▶ _Input_
=======

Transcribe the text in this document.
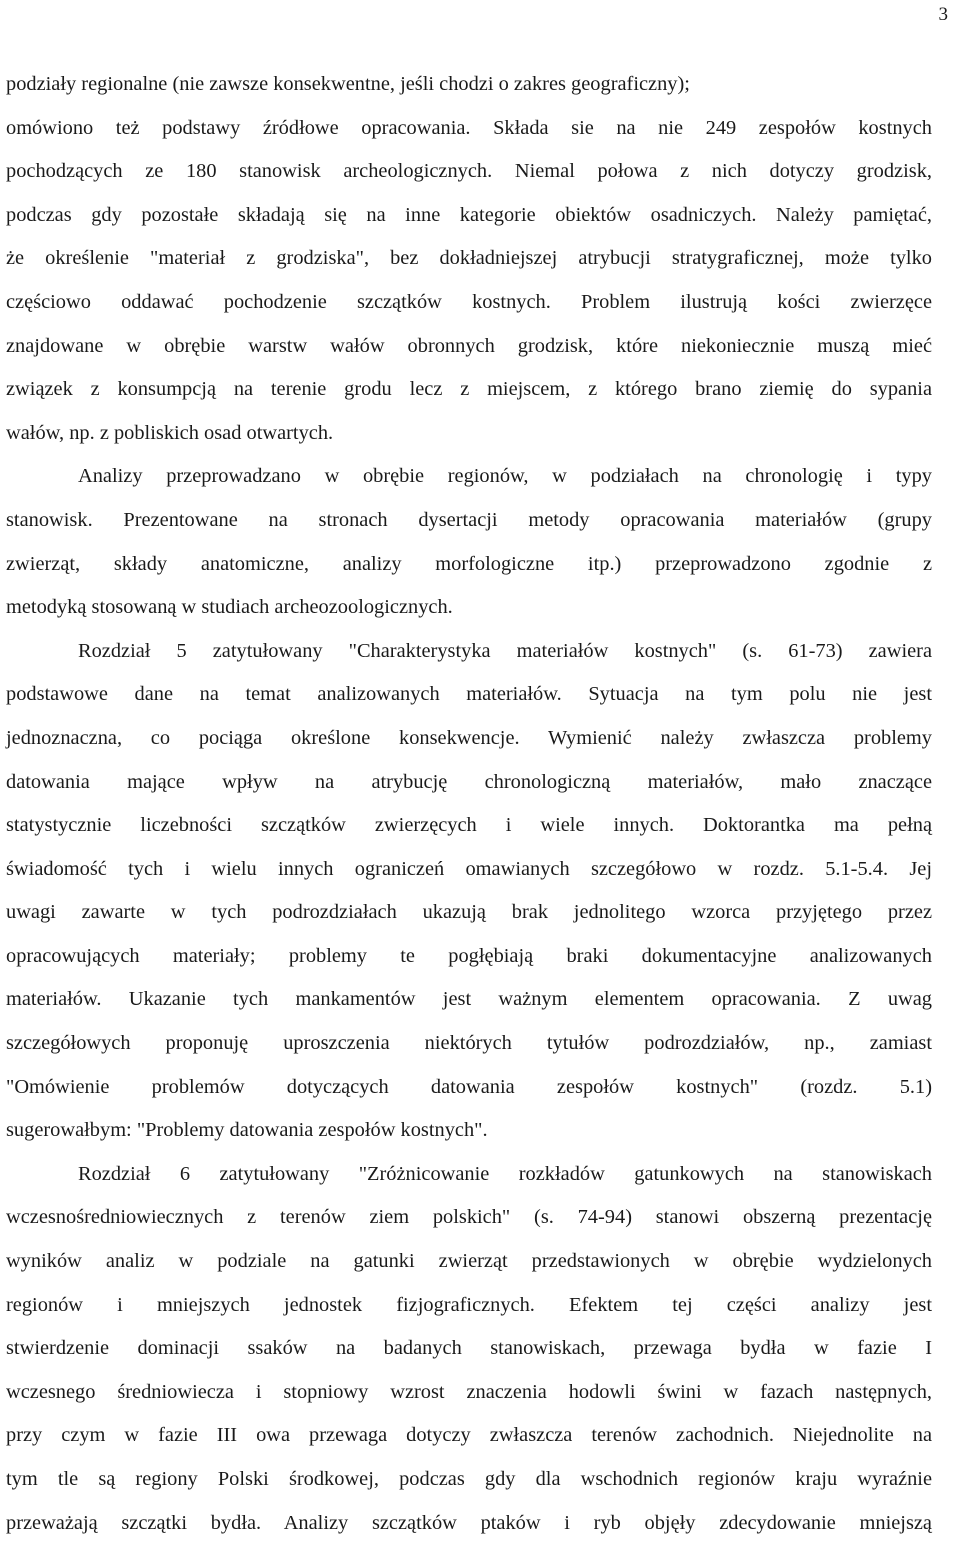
3
podziały regionalne (nie zawsze konsekwentne, jeśli chodzi o zakres geograficzny);
omówiono też podstawy źródłowe opracowania. Składa sie na nie 249 zespołów kostnych
pochodzących ze 180 stanowisk archeologicznych. Niemal połowa z nich dotyczy grodzisk,
podczas gdy pozostałe składają się na inne kategorie obiektów osadniczych. Należy pamiętać,
że określenie "materiał z grodziska", bez dokładniejszej atrybucji stratygraficznej, może tylko
częściowo oddawać pochodzenie szczątków kostnych. Problem ilustrują kości zwierzęce
znajdowane w obrębie warstw wałów obronnych grodzisk, które niekoniecznie muszą mieć
związek z konsumpcją na terenie grodu lecz z miejscem, z którego brano ziemię do sypania
wałów, np. z pobliskich osad otwartych.
Analizy przeprowadzano w obrębie regionów, w podziałach na chronologię i typy
stanowisk. Prezentowane na stronach dysertacji metody opracowania materiałów (grupy
zwierząt, składy anatomiczne, analizy morfologiczne itp.) przeprowadzono zgodnie z
metodyką stosowaną w studiach archeozoologicznych.
Rozdział 5 zatytułowany "Charakterystyka materiałów kostnych" (s. 61-73) zawiera
podstawowe dane na temat analizowanych materiałów. Sytuacja na tym polu nie jest
jednoznaczna, co pociąga określone konsekwencje. Wymienić należy zwłaszcza problemy
datowania mające wpływ na atrybucję chronologiczną materiałów, mało znaczące
statystycznie liczebności szczątków zwierzęcych i wiele innych. Doktorantka ma pełną
świadomość tych i wielu innych ograniczeń omawianych szczegółowo w rozdz. 5.1-5.4. Jej
uwagi zawarte w tych podrozdziałach ukazują brak jednolitego wzorca przyjętego przez
opracowujących materiały; problemy te pogłębiają braki dokumentacyjne analizowanych
materiałów. Ukazanie tych mankamentów jest ważnym elementem opracowania. Z uwag
szczegółowych proponuję uproszczenia niektórych tytułów podrozdziałów, np., zamiast
"Omówienie problemów dotyczących datowania zespołów kostnych" (rozdz. 5.1)
sugerowałbym: "Problemy datowania zespołów kostnych".
Rozdział 6 zatytułowany "Zróżnicowanie rozkładów gatunkowych na stanowiskach
wczesnośredniowiecznych z terenów ziem polskich" (s. 74-94) stanowi obszerną prezentację
wyników analiz w podziale na gatunki zwierząt przedstawionych w obrębie wydzielonych
regionów i mniejszych jednostek fizjograficznych. Efektem tej części analizy jest
stwierdzenie dominacji ssaków na badanych stanowiskach, przewaga bydła w fazie I
wczesnego średniowiecza i stopniowy wzrost znaczenia hodowli świni w fazach następnych,
przy czym w fazie III owa przewaga dotyczy zwłaszcza terenów zachodnich. Niejednolite na
tym tle są regiony Polski środkowej, podczas gdy dla wschodnich regionów kraju wyraźnie
przeważają szczątki bydła. Analizy szczątków ptaków i ryb objęły zdecydowanie mniejszą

=======

▶ _Exercise instructions_
Where a line above includes "bydła", copy that line.

▶ _Exercise response_
stwierdzenie dominacji ssaków na badanych stanowiskach, przewaga bydła w fazie I
przeważają szczątki bydła. Analizy szczątków ptaków i ryb objęły zdecydowanie mniejszą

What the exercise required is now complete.